Written exercise —
Output all lines exactly.

(Stored data entries)
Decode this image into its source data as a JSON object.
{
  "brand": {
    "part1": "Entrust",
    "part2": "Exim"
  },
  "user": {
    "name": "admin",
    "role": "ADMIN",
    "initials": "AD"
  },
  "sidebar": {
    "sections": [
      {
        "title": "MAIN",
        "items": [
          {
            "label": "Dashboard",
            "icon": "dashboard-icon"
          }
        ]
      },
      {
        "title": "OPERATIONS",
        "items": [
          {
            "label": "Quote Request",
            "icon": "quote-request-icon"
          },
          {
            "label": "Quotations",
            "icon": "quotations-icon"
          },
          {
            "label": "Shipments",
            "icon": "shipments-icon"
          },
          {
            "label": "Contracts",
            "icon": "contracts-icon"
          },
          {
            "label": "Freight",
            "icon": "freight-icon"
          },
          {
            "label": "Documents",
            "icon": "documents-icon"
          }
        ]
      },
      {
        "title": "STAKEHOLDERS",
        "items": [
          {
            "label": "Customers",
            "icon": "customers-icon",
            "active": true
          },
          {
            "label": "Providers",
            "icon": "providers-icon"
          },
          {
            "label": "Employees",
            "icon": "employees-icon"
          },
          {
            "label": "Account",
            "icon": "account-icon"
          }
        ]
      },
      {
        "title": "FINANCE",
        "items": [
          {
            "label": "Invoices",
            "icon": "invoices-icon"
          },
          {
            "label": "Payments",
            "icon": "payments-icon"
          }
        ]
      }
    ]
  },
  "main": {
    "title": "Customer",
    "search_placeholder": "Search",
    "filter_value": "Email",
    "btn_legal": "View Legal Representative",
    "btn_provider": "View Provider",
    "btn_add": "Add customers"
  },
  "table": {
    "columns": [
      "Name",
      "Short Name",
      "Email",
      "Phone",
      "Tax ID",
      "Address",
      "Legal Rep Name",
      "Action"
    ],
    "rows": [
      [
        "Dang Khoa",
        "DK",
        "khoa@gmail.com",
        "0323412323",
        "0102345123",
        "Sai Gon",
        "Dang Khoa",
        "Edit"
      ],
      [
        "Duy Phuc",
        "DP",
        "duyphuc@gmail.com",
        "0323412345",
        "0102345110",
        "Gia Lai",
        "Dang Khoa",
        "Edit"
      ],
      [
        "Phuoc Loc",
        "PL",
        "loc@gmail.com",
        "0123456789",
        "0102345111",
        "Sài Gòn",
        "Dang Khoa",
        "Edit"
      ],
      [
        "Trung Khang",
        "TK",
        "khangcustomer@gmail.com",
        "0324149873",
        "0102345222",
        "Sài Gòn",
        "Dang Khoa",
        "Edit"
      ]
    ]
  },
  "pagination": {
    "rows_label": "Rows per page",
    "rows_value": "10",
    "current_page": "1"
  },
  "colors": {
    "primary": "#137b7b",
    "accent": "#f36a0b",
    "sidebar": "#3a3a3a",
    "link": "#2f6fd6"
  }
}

Correct response —
Decode this image into its source data as a JSON object.
{
  "brand": {
    "part1": "Entrust",
    "part2": "Exim"
  },
  "user": {
    "name": "admin",
    "role": "ADMIN",
    "initials": "AD"
  },
  "sidebar": {
    "sections": [
      {
        "title": "MAIN",
        "items": [
          {
            "label": "Dashboard",
            "icon": "dashboard-icon"
          }
        ]
      },
      {
        "title": "OPERATIONS",
        "items": [
          {
            "label": "Quote Request",
            "icon": "quote-request-icon"
          },
          {
            "label": "Quotations",
            "icon": "quotations-icon"
          },
          {
            "label": "Shipments",
            "icon": "shipments-icon"
          },
          {
            "label": "Contracts",
            "icon": "contracts-icon"
          },
          {
            "label": "Freight",
            "icon": "freight-icon"
          },
          {
            "label": "Documents",
            "icon": "documents-icon"
          }
        ]
      },
      {
        "title": "STAKEHOLDERS",
        "items": [
          {
            "label": "Customers",
            "icon": "customers-icon",
            "active": true
          },
          {
            "label": "Providers",
            "icon": "providers-icon"
          },
          {
            "label": "Employees",
            "icon": "employees-icon"
          },
          {
            "label": "Account",
            "icon": "account-icon"
          }
        ]
      },
      {
        "title": "FINANCE",
        "items": [
          {
            "label": "Invoices",
            "icon": "invoices-icon"
          },
          {
            "label": "Payments",
            "icon": "payments-icon"
          }
        ]
      }
    ]
  },
  "main": {
    "title": "Customer",
    "search_placeholder": "Search",
    "filter_value": "Email",
    "btn_legal": "View Legal Representative",
    "btn_provider": "View Provider",
    "btn_add": "Add customers"
  },
  "table": {
    "columns": [
      "Name",
      "Short Name",
      "Email",
      "Phone",
      "Tax ID",
      "Address",
      "Legal Rep Name",
      "Action"
    ],
    "rows": [
      [
        "Dang Khoa",
        "DK",
        "khoa@gmail.com",
        "0323412323",
        "0102345123",
        "Sai Gon",
        "Dang Khoa",
        "Edit"
      ],
      [
        "Duy Phuc",
        "DP",
        "duyphuc@gmail.com",
        "0323412345",
        "0102345110",
        "Gia Lai",
        "Dang Khoa",
        "Edit"
      ],
      [
        "Phuoc Loc",
        "PL",
        "loc@gmail.com",
        "0123456789",
        "0102345111",
        "Sài Gòn",
        "Dang Khoa",
        "Edit"
      ],
      [
        "Trung Khang",
        "TK",
        "khangcustomer@gmail.com",
        "0324149873",
        "0102345222",
        "Sài Gòn",
        "Dang Khoa",
        "Edit"
      ]
    ]
  },
  "pagination": {
    "rows_label": "Rows per page",
    "rows_value": "10",
    "current_page": "1"
  },
  "colors": {
    "primary": "#137b7b",
    "accent": "#f36a0b",
    "sidebar": "#3a3a3a",
    "link": "#2f6fd6"
  }
}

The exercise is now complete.